EXERCISE BRIEF -> Reproduce the records below in their entirety, character for character.

RAW DATA ->
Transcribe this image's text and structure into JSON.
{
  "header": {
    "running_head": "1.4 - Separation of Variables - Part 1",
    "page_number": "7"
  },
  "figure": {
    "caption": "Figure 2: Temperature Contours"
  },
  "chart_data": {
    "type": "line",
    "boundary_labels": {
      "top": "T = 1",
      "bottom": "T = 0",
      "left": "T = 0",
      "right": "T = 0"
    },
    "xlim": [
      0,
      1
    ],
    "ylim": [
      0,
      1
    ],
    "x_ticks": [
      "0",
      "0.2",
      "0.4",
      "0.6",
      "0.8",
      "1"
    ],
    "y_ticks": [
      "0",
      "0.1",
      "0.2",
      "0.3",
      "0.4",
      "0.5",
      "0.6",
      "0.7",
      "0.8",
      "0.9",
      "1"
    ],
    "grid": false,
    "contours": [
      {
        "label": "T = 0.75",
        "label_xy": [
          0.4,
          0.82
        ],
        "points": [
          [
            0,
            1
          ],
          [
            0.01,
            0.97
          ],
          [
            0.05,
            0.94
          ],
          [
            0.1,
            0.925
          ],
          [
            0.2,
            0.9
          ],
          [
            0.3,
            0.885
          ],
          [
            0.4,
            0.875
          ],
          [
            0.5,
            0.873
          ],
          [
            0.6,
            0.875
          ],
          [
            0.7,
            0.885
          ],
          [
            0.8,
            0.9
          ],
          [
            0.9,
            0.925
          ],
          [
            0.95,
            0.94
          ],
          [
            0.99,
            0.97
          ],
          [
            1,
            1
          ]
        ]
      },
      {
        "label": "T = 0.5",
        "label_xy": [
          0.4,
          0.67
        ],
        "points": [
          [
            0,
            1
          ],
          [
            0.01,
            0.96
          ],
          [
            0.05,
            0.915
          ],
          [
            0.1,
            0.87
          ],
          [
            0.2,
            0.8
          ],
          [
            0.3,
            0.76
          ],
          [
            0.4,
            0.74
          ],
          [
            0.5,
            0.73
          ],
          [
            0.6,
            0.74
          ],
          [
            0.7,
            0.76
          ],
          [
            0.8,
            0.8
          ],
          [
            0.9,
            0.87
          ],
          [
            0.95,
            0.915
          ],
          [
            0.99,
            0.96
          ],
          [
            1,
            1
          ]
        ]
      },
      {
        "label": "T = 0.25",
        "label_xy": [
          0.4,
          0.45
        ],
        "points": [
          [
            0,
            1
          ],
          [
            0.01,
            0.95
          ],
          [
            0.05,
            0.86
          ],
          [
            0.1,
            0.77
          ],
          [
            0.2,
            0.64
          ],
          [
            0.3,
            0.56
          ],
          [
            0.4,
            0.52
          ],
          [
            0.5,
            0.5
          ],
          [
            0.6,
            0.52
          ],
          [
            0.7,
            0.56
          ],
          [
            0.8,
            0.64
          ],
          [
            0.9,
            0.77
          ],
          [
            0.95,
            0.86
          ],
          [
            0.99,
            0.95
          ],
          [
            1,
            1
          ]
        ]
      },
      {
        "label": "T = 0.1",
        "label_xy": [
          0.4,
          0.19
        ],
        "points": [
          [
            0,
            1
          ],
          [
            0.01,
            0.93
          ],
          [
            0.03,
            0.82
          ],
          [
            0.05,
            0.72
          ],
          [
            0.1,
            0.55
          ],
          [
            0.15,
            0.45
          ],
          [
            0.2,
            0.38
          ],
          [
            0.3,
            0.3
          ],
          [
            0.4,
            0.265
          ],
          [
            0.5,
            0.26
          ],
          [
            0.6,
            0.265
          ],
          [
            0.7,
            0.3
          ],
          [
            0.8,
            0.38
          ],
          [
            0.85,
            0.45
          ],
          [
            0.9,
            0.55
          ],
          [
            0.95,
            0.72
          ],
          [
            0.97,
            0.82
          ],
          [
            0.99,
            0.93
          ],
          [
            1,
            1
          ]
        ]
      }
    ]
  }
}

RESPONSE FOR THIS EXERCISE ->
Transcribe this image's text and structure into JSON.
{
  "header": {
    "running_head": "1.4 - Separation of Variables - Part 1",
    "page_number": "7"
  },
  "figure": {
    "caption": "Figure 2: Temperature Contours"
  },
  "chart_data": {
    "type": "line",
    "boundary_labels": {
      "top": "T = 1",
      "bottom": "T = 0",
      "left": "T = 0",
      "right": "T = 0"
    },
    "xlim": [
      0,
      1
    ],
    "ylim": [
      0,
      1
    ],
    "x_ticks": [
      "0",
      "0.2",
      "0.4",
      "0.6",
      "0.8",
      "1"
    ],
    "y_ticks": [
      "0",
      "0.1",
      "0.2",
      "0.3",
      "0.4",
      "0.5",
      "0.6",
      "0.7",
      "0.8",
      "0.9",
      "1"
    ],
    "grid": false,
    "contours": [
      {
        "label": "T = 0.75",
        "label_xy": [
          0.4,
          0.82
        ],
        "points": [
          [
            0,
            1
          ],
          [
            0.01,
            0.97
          ],
          [
            0.05,
            0.94
          ],
          [
            0.1,
            0.925
          ],
          [
            0.2,
            0.9
          ],
          [
            0.3,
            0.885
          ],
          [
            0.4,
            0.875
          ],
          [
            0.5,
            0.873
          ],
          [
            0.6,
            0.875
          ],
          [
            0.7,
            0.885
          ],
          [
            0.8,
            0.9
          ],
          [
            0.9,
            0.925
          ],
          [
            0.95,
            0.94
          ],
          [
            0.99,
            0.97
          ],
          [
            1,
            1
          ]
        ]
      },
      {
        "label": "T = 0.5",
        "label_xy": [
          0.4,
          0.67
        ],
        "points": [
          [
            0,
            1
          ],
          [
            0.01,
            0.96
          ],
          [
            0.05,
            0.915
          ],
          [
            0.1,
            0.87
          ],
          [
            0.2,
            0.8
          ],
          [
            0.3,
            0.76
          ],
          [
            0.4,
            0.74
          ],
          [
            0.5,
            0.73
          ],
          [
            0.6,
            0.74
          ],
          [
            0.7,
            0.76
          ],
          [
            0.8,
            0.8
          ],
          [
            0.9,
            0.87
          ],
          [
            0.95,
            0.915
          ],
          [
            0.99,
            0.96
          ],
          [
            1,
            1
          ]
        ]
      },
      {
        "label": "T = 0.25",
        "label_xy": [
          0.4,
          0.45
        ],
        "points": [
          [
            0,
            1
          ],
          [
            0.01,
            0.95
          ],
          [
            0.05,
            0.86
          ],
          [
            0.1,
            0.77
          ],
          [
            0.2,
            0.64
          ],
          [
            0.3,
            0.56
          ],
          [
            0.4,
            0.52
          ],
          [
            0.5,
            0.5
          ],
          [
            0.6,
            0.52
          ],
          [
            0.7,
            0.56
          ],
          [
            0.8,
            0.64
          ],
          [
            0.9,
            0.77
          ],
          [
            0.95,
            0.86
          ],
          [
            0.99,
            0.95
          ],
          [
            1,
            1
          ]
        ]
      },
      {
        "label": "T = 0.1",
        "label_xy": [
          0.4,
          0.19
        ],
        "points": [
          [
            0,
            1
          ],
          [
            0.01,
            0.93
          ],
          [
            0.03,
            0.82
          ],
          [
            0.05,
            0.72
          ],
          [
            0.1,
            0.55
          ],
          [
            0.15,
            0.45
          ],
          [
            0.2,
            0.38
          ],
          [
            0.3,
            0.3
          ],
          [
            0.4,
            0.265
          ],
          [
            0.5,
            0.26
          ],
          [
            0.6,
            0.265
          ],
          [
            0.7,
            0.3
          ],
          [
            0.8,
            0.38
          ],
          [
            0.85,
            0.45
          ],
          [
            0.9,
            0.55
          ],
          [
            0.95,
            0.72
          ],
          [
            0.97,
            0.82
          ],
          [
            0.99,
            0.93
          ],
          [
            1,
            1
          ]
        ]
      }
    ]
  }
}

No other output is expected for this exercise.